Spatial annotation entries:
----

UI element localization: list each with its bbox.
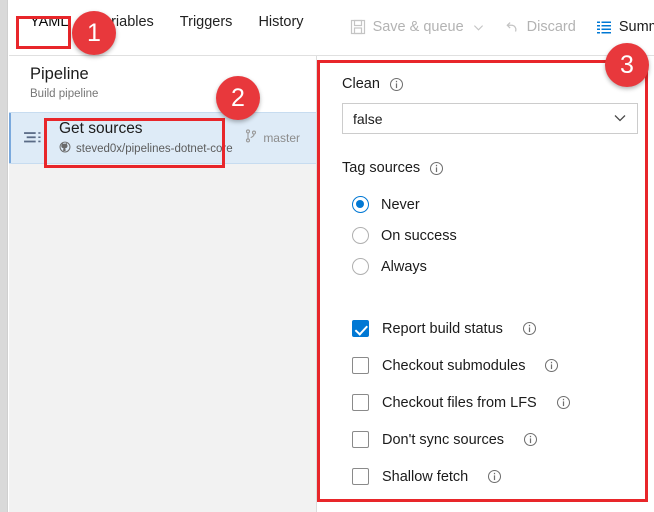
tag-sources-radio-group: Never On success Always <box>342 189 636 282</box>
sidebar-item-branch: master <box>245 129 316 148</box>
checkbox-shallow-fetch[interactable]: Shallow fetch <box>342 458 636 495</box>
info-icon[interactable] <box>487 469 502 484</box>
save-and-queue-label: Save & queue <box>373 19 464 35</box>
tab-bar: YAML Variables Triggers History <box>9 0 317 55</box>
tab-variables[interactable]: Variables <box>81 0 166 55</box>
checkbox-report-build-status[interactable]: Report build status <box>342 310 636 347</box>
left-gutter <box>0 0 8 512</box>
tag-sources-label-row: Tag sources <box>342 160 636 176</box>
checkbox-checkout-files-from-lfs[interactable]: Checkout files from LFS <box>342 384 636 421</box>
checkbox-shallow-fetch-label: Shallow fetch <box>382 469 468 485</box>
undo-icon <box>504 19 520 35</box>
radio-always-label: Always <box>381 259 427 275</box>
save-and-queue-button[interactable]: Save & queue <box>341 13 493 41</box>
clean-select-value: false <box>353 111 383 127</box>
options-checkbox-group: Report build status Checkout submodules <box>342 310 636 495</box>
branch-icon <box>245 129 257 148</box>
sidebar-item-get-sources[interactable]: Get sources steved0x/pipelines-dotnet-co… <box>9 112 316 164</box>
pipeline-sidebar: Pipeline Build pipeline Get sources <box>9 56 317 512</box>
tab-history[interactable]: History <box>245 0 316 55</box>
pipeline-title: Pipeline <box>30 64 316 85</box>
checkbox-shallow-fetch-mark <box>352 468 369 485</box>
sidebar-item-body: Get sources steved0x/pipelines-dotnet-co… <box>55 119 245 158</box>
radio-always[interactable]: Always <box>342 251 636 282</box>
discard-label: Discard <box>527 19 576 35</box>
tab-yaml[interactable]: YAML <box>17 0 81 55</box>
app-window: YAML Variables Triggers History <box>0 0 654 512</box>
tab-variables-label: Variables <box>94 14 153 30</box>
info-icon[interactable] <box>429 161 444 176</box>
tab-triggers[interactable]: Triggers <box>167 0 246 55</box>
info-icon[interactable] <box>522 321 537 336</box>
summary-label: Summary <box>619 19 654 35</box>
info-icon[interactable] <box>544 358 559 373</box>
chevron-down-icon[interactable] <box>473 22 484 33</box>
checkbox-checkout-files-from-lfs-mark <box>352 394 369 411</box>
sidebar-item-repo: steved0x/pipelines-dotnet-core <box>59 140 245 158</box>
list-icon <box>596 19 612 35</box>
checkbox-report-build-status-label: Report build status <box>382 321 503 337</box>
tab-triggers-label: Triggers <box>180 14 233 30</box>
checkbox-checkout-submodules[interactable]: Checkout submodules <box>342 347 636 384</box>
tab-yaml-label: YAML <box>30 14 68 30</box>
get-sources-icon <box>9 129 55 148</box>
save-icon <box>350 19 366 35</box>
info-icon[interactable] <box>523 432 538 447</box>
discard-button[interactable]: Discard <box>495 13 585 41</box>
checkbox-checkout-files-from-lfs-label: Checkout files from LFS <box>382 395 537 411</box>
radio-on-success-mark <box>352 227 369 244</box>
radio-on-success[interactable]: On success <box>342 220 636 251</box>
toolbar: YAML Variables Triggers History <box>9 0 654 56</box>
chevron-down-icon[interactable] <box>613 110 627 127</box>
radio-never-mark <box>352 196 369 213</box>
clean-select[interactable]: false <box>342 103 638 134</box>
task-settings-panel: Clean false Tag sources <box>318 56 654 512</box>
sidebar-item-label: Get sources <box>59 119 245 139</box>
radio-on-success-label: On success <box>381 228 457 244</box>
sidebar-item-branch-label: master <box>263 131 300 145</box>
radio-never-label: Never <box>381 197 420 213</box>
info-icon[interactable] <box>556 395 571 410</box>
clean-label-row: Clean <box>342 76 636 92</box>
radio-never[interactable]: Never <box>342 189 636 220</box>
checkbox-report-build-status-mark <box>352 320 369 337</box>
pipeline-subtitle: Build pipeline <box>30 86 316 102</box>
radio-always-mark <box>352 258 369 275</box>
checkbox-dont-sync-sources[interactable]: Don't sync sources <box>342 421 636 458</box>
pipeline-header[interactable]: Pipeline Build pipeline <box>9 56 316 112</box>
tag-sources-label: Tag sources <box>342 160 420 176</box>
clean-label: Clean <box>342 76 380 92</box>
toolbar-actions: Save & queue Discard <box>341 0 654 55</box>
checkbox-dont-sync-sources-mark <box>352 431 369 448</box>
checkbox-checkout-submodules-label: Checkout submodules <box>382 358 525 374</box>
checkbox-checkout-submodules-mark <box>352 357 369 374</box>
checkbox-dont-sync-sources-label: Don't sync sources <box>382 432 504 448</box>
github-icon <box>59 140 71 158</box>
sidebar-item-repo-label: steved0x/pipelines-dotnet-core <box>76 143 233 155</box>
summary-button[interactable]: Summary <box>587 13 654 41</box>
tab-history-label: History <box>258 14 303 30</box>
info-icon[interactable] <box>389 77 404 92</box>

----

GOAL OF THE EXERCISE: Write out all of the data again, switching every "Save & queue" to "Save & run" and leaving everything else unchanged. Leave the pictures out of your answer.

COMPLETED EXERCISE:
UI element localization: list each with its bbox.
tag-sources-radio-group: Never On success Always <box>342 189 636 282</box>
sidebar-item-branch: master <box>245 129 316 148</box>
checkbox-shallow-fetch[interactable]: Shallow fetch <box>342 458 636 495</box>
info-icon[interactable] <box>487 469 502 484</box>
save-and-queue-label: Save & run <box>373 19 464 35</box>
tab-bar: YAML Variables Triggers History <box>9 0 317 55</box>
tab-variables[interactable]: Variables <box>81 0 166 55</box>
checkbox-report-build-status[interactable]: Report build status <box>342 310 636 347</box>
left-gutter <box>0 0 8 512</box>
tag-sources-label-row: Tag sources <box>342 160 636 176</box>
checkbox-checkout-files-from-lfs[interactable]: Checkout files from LFS <box>342 384 636 421</box>
checkbox-shallow-fetch-label: Shallow fetch <box>382 469 468 485</box>
undo-icon <box>504 19 520 35</box>
radio-always-label: Always <box>381 259 427 275</box>
save-and-queue-button[interactable]: Save & run <box>341 13 493 41</box>
clean-select-value: false <box>353 111 383 127</box>
options-checkbox-group: Report build status Checkout submodules <box>342 310 636 495</box>
branch-icon <box>245 129 257 148</box>
sidebar-item-get-sources[interactable]: Get sources steved0x/pipelines-dotnet-co… <box>9 112 316 164</box>
pipeline-sidebar: Pipeline Build pipeline Get sources <box>9 56 317 512</box>
tab-history[interactable]: History <box>245 0 316 55</box>
pipeline-title: Pipeline <box>30 64 316 85</box>
checkbox-shallow-fetch-mark <box>352 468 369 485</box>
sidebar-item-body: Get sources steved0x/pipelines-dotnet-co… <box>55 119 245 158</box>
radio-always[interactable]: Always <box>342 251 636 282</box>
discard-label: Discard <box>527 19 576 35</box>
tab-yaml[interactable]: YAML <box>17 0 81 55</box>
app-window: YAML Variables Triggers History <box>0 0 654 512</box>
tab-variables-label: Variables <box>94 14 153 30</box>
info-icon[interactable] <box>429 161 444 176</box>
tab-triggers[interactable]: Triggers <box>167 0 246 55</box>
info-icon[interactable] <box>522 321 537 336</box>
summary-label: Summary <box>619 19 654 35</box>
info-icon[interactable] <box>544 358 559 373</box>
chevron-down-icon[interactable] <box>473 22 484 33</box>
checkbox-checkout-files-from-lfs-mark <box>352 394 369 411</box>
sidebar-item-repo: steved0x/pipelines-dotnet-core <box>59 140 245 158</box>
list-icon <box>596 19 612 35</box>
checkbox-report-build-status-label: Report build status <box>382 321 503 337</box>
tab-triggers-label: Triggers <box>180 14 233 30</box>
checkbox-checkout-submodules[interactable]: Checkout submodules <box>342 347 636 384</box>
tab-yaml-label: YAML <box>30 14 68 30</box>
get-sources-icon <box>9 129 55 148</box>
save-icon <box>350 19 366 35</box>
info-icon[interactable] <box>523 432 538 447</box>
discard-button[interactable]: Discard <box>495 13 585 41</box>
checkbox-checkout-files-from-lfs-label: Checkout files from LFS <box>382 395 537 411</box>
radio-on-success-mark <box>352 227 369 244</box>
radio-on-success[interactable]: On success <box>342 220 636 251</box>
toolbar: YAML Variables Triggers History <box>9 0 654 56</box>
chevron-down-icon[interactable] <box>613 110 627 127</box>
radio-never-mark <box>352 196 369 213</box>
clean-select[interactable]: false <box>342 103 638 134</box>
task-settings-panel: Clean false Tag sources <box>318 56 654 512</box>
sidebar-item-label: Get sources <box>59 119 245 139</box>
radio-on-success-label: On success <box>381 228 457 244</box>
sidebar-item-branch-label: master <box>263 131 300 145</box>
radio-never-label: Never <box>381 197 420 213</box>
info-icon[interactable] <box>556 395 571 410</box>
clean-label-row: Clean <box>342 76 636 92</box>
radio-never[interactable]: Never <box>342 189 636 220</box>
checkbox-report-build-status-mark <box>352 320 369 337</box>
pipeline-subtitle: Build pipeline <box>30 86 316 102</box>
radio-always-mark <box>352 258 369 275</box>
checkbox-dont-sync-sources[interactable]: Don't sync sources <box>342 421 636 458</box>
pipeline-header[interactable]: Pipeline Build pipeline <box>9 56 316 112</box>
tag-sources-label: Tag sources <box>342 160 420 176</box>
clean-label: Clean <box>342 76 380 92</box>
toolbar-actions: Save & run Discard <box>341 0 654 55</box>
checkbox-dont-sync-sources-mark <box>352 431 369 448</box>
checkbox-checkout-submodules-label: Checkout submodules <box>382 358 525 374</box>
checkbox-checkout-submodules-mark <box>352 357 369 374</box>
checkbox-dont-sync-sources-label: Don't sync sources <box>382 432 504 448</box>
github-icon <box>59 140 71 158</box>
sidebar-item-repo-label: steved0x/pipelines-dotnet-core <box>76 143 233 155</box>
summary-button[interactable]: Summary <box>587 13 654 41</box>
tab-history-label: History <box>258 14 303 30</box>
info-icon[interactable] <box>389 77 404 92</box>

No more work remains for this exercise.